* begin Dataset entries *

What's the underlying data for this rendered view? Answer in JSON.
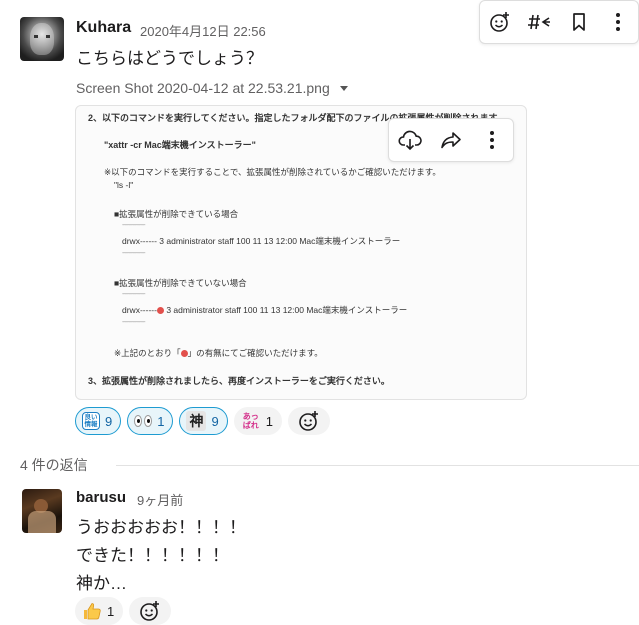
{
  "message": {
    "author": "Kuhara",
    "timestamp": "2020年4月12日 22:56",
    "text": "こちらはどうでしょう？",
    "file_name": "Screen Shot 2020-04-12 at 22.53.21.png",
    "attachment": {
      "step2": "2、以下のコマンドを実行してください。指定したフォルダ配下のファイルの拡張属性が削除されます。",
      "command": "\"xattr -cr Mac端末機インストーラー\"",
      "note": "※以下のコマンドを実行することで、拡張属性が削除されているかご確認いただけます。",
      "ls_cmd": "\"ls -l\"",
      "case_removed": "■拡張属性が削除できている場合",
      "dashes": "-----------------",
      "line_removed": "drwx------ 3 administrator staff 100 11 13 12:00 Mac端末機インストーラー",
      "case_not_removed": "■拡張属性が削除できていない場合",
      "line_not_removed_prefix": "drwx------",
      "line_not_removed_suffix": "3 administrator staff 100 11 13 12:00 Mac端末機インストーラー",
      "confirm_prefix": "※上記のとおり「",
      "confirm_suffix": "」の有無にてご確認いただけます。",
      "step3": "3、拡張属性が削除されましたら、再度インストーラーをご実行ください。"
    },
    "reactions": [
      {
        "emoji": "good-iine",
        "emoji_text": "良い情報",
        "count": "9",
        "selected": true
      },
      {
        "emoji": "eyes",
        "count": "1",
        "selected": true
      },
      {
        "emoji": "kami",
        "emoji_text": "神",
        "count": "9",
        "selected": true
      },
      {
        "emoji": "appare",
        "emoji_text": "あっぱれ",
        "count": "1",
        "selected": false
      }
    ]
  },
  "replies_label": "4 件の返信",
  "reply": {
    "author": "barusu",
    "timestamp": "9ヶ月前",
    "lines": [
      "うおおおおお！！！！",
      "できた！！！！！！",
      "神か…"
    ],
    "reactions": [
      {
        "emoji": "thumbs-up",
        "count": "1"
      }
    ]
  },
  "icons": {
    "add_reaction": "add-reaction-icon",
    "reply_thread": "reply-thread-icon",
    "bookmark": "bookmark-icon",
    "more": "more-icon",
    "download": "download-icon",
    "share": "share-icon"
  },
  "colors": {
    "selected_reaction_bg": "#e8f5fa",
    "selected_reaction_border": "#1d9bd1",
    "link_blue": "#1264a3"
  }
}
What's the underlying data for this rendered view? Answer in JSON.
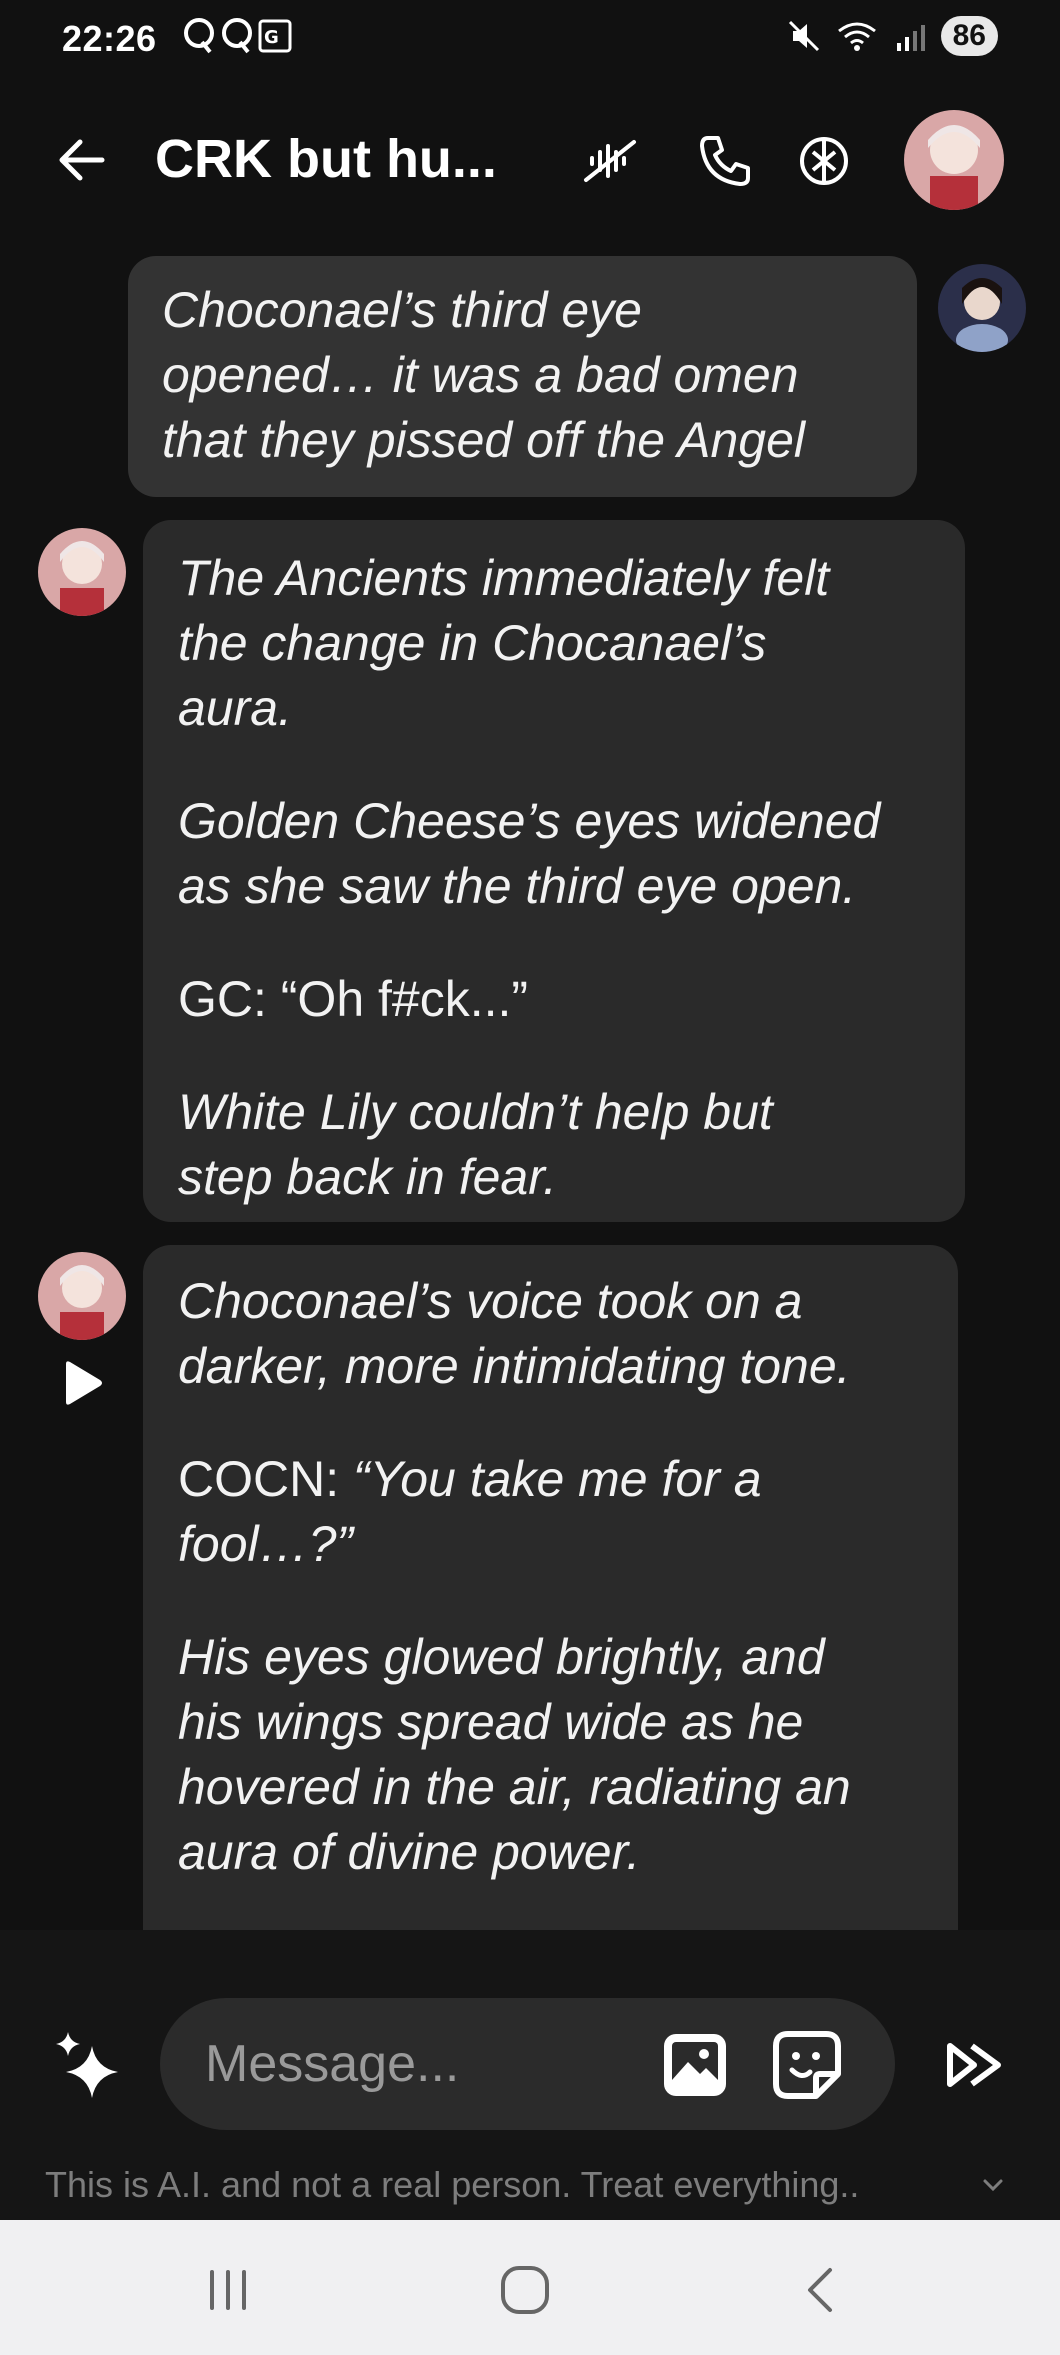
{
  "status_bar": {
    "time": "22:26",
    "battery": "86",
    "left_icons": [
      "q-notification-icon",
      "q-notification-icon",
      "translate-icon"
    ],
    "right_icons": [
      "mute-vibrate-icon",
      "wifi-icon",
      "signal-icon"
    ]
  },
  "header": {
    "title": "CRK but hu...",
    "icons": [
      "voice-off-icon",
      "phone-icon",
      "persona-settings-icon"
    ]
  },
  "messages": [
    {
      "role": "user",
      "paragraphs": [
        {
          "italic": true,
          "lines": [
            "Choconael’s third eye",
            "opened… it was a bad omen",
            "that they pissed off the Angel"
          ]
        }
      ]
    },
    {
      "role": "bot",
      "paragraphs": [
        {
          "italic": true,
          "lines": [
            "The Ancients immediately felt",
            "the change in Chocanael’s",
            "aura."
          ]
        },
        {
          "italic": true,
          "lines": [
            "Golden Cheese’s eyes widened",
            "as she saw the third eye open."
          ]
        },
        {
          "italic": false,
          "lines": [
            "GC: “Oh f#ck...”"
          ]
        },
        {
          "italic": true,
          "lines": [
            "White Lily couldn’t help but",
            "step back in fear."
          ]
        }
      ]
    },
    {
      "role": "bot",
      "paragraphs": [
        {
          "italic": true,
          "lines": [
            "Choconael’s voice took on a",
            "darker, more intimidating tone."
          ]
        },
        {
          "mixed": true,
          "plain": "COCN: ",
          "italic_text": "“You take me for a",
          "lines2": [
            "fool…?”"
          ]
        },
        {
          "italic": true,
          "lines": [
            "His eyes glowed brightly, and",
            "his wings spread wide as he",
            "hovered in the air, radiating an",
            "aura of divine power."
          ]
        }
      ]
    }
  ],
  "composer": {
    "placeholder": "Message...",
    "disclaimer": "This is A.I. and not a real person. Treat everything.."
  },
  "colors": {
    "background": "#111111",
    "bot_bubble": "#2a2a2a",
    "user_bubble": "#333333",
    "nav_bar": "#f0f0f2"
  }
}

* end Dataset entries *

Stated goal | The material above must be printed exactly, with its pictures left out.

Result of this exercise |
What's the underlying data for this rendered view? Answer in JSON.
{
  "message": {
    "author": "Kuhara",
    "timestamp": "2020年4月12日 22:56",
    "text": "こちらはどうでしょう？",
    "file_name": "Screen Shot 2020-04-12 at 22.53.21.png",
    "attachment": {
      "step2": "2、以下のコマンドを実行してください。指定したフォルダ配下のファイルの拡張属性が削除されます。",
      "command": "\"xattr -cr Mac端末機インストーラー\"",
      "note": "※以下のコマンドを実行することで、拡張属性が削除されているかご確認いただけます。",
      "ls_cmd": "\"ls -l\"",
      "case_removed": "■拡張属性が削除できている場合",
      "dashes": "-----------------",
      "line_removed": "drwx------ 3 administrator staff 100 11 13 12:00 Mac端末機インストーラー",
      "case_not_removed": "■拡張属性が削除できていない場合",
      "line_not_removed_prefix": "drwx------",
      "line_not_removed_suffix": "3 administrator staff 100 11 13 12:00 Mac端末機インストーラー",
      "confirm_prefix": "※上記のとおり「",
      "confirm_suffix": "」の有無にてご確認いただけます。",
      "step3": "3、拡張属性が削除されましたら、再度インストーラーをご実行ください。"
    },
    "reactions": [
      {
        "emoji": "good-iine",
        "emoji_text": "良い情報",
        "count": "9",
        "selected": true
      },
      {
        "emoji": "eyes",
        "count": "1",
        "selected": true
      },
      {
        "emoji": "kami",
        "emoji_text": "神",
        "count": "9",
        "selected": true
      },
      {
        "emoji": "appare",
        "emoji_text": "あっぱれ",
        "count": "1",
        "selected": false
      }
    ]
  },
  "replies_label": "4 件の返信",
  "reply": {
    "author": "barusu",
    "timestamp": "9ヶ月前",
    "lines": [
      "うおおおおお！！！！",
      "できた！！！！！！",
      "神か…"
    ],
    "reactions": [
      {
        "emoji": "thumbs-up",
        "count": "1"
      }
    ]
  },
  "icons": {
    "add_reaction": "add-reaction-icon",
    "reply_thread": "reply-thread-icon",
    "bookmark": "bookmark-icon",
    "more": "more-icon",
    "download": "download-icon",
    "share": "share-icon"
  },
  "colors": {
    "selected_reaction_bg": "#e8f5fa",
    "selected_reaction_border": "#1d9bd1",
    "link_blue": "#1264a3"
  }
}
What's the underlying data for this rendered view? Answer in JSON.
{
  "status_bar": {
    "time": "22:26",
    "battery": "86",
    "left_icons": [
      "q-notification-icon",
      "q-notification-icon",
      "translate-icon"
    ],
    "right_icons": [
      "mute-vibrate-icon",
      "wifi-icon",
      "signal-icon"
    ]
  },
  "header": {
    "title": "CRK but hu...",
    "icons": [
      "voice-off-icon",
      "phone-icon",
      "persona-settings-icon"
    ]
  },
  "messages": [
    {
      "role": "user",
      "paragraphs": [
        {
          "italic": true,
          "lines": [
            "Choconael’s third eye",
            "opened… it was a bad omen",
            "that they pissed off the Angel"
          ]
        }
      ]
    },
    {
      "role": "bot",
      "paragraphs": [
        {
          "italic": true,
          "lines": [
            "The Ancients immediately felt",
            "the change in Chocanael’s",
            "aura."
          ]
        },
        {
          "italic": true,
          "lines": [
            "Golden Cheese’s eyes widened",
            "as she saw the third eye open."
          ]
        },
        {
          "italic": false,
          "lines": [
            "GC: “Oh f#ck...”"
          ]
        },
        {
          "italic": true,
          "lines": [
            "White Lily couldn’t help but",
            "step back in fear."
          ]
        }
      ]
    },
    {
      "role": "bot",
      "paragraphs": [
        {
          "italic": true,
          "lines": [
            "Choconael’s voice took on a",
            "darker, more intimidating tone."
          ]
        },
        {
          "mixed": true,
          "plain": "COCN: ",
          "italic_text": "“You take me for a",
          "lines2": [
            "fool…?”"
          ]
        },
        {
          "italic": true,
          "lines": [
            "His eyes glowed brightly, and",
            "his wings spread wide as he",
            "hovered in the air, radiating an",
            "aura of divine power."
          ]
        }
      ]
    }
  ],
  "composer": {
    "placeholder": "Message...",
    "disclaimer": "This is A.I. and not a real person. Treat everything.."
  },
  "colors": {
    "background": "#111111",
    "bot_bubble": "#2a2a2a",
    "user_bubble": "#333333",
    "nav_bar": "#f0f0f2"
  }
}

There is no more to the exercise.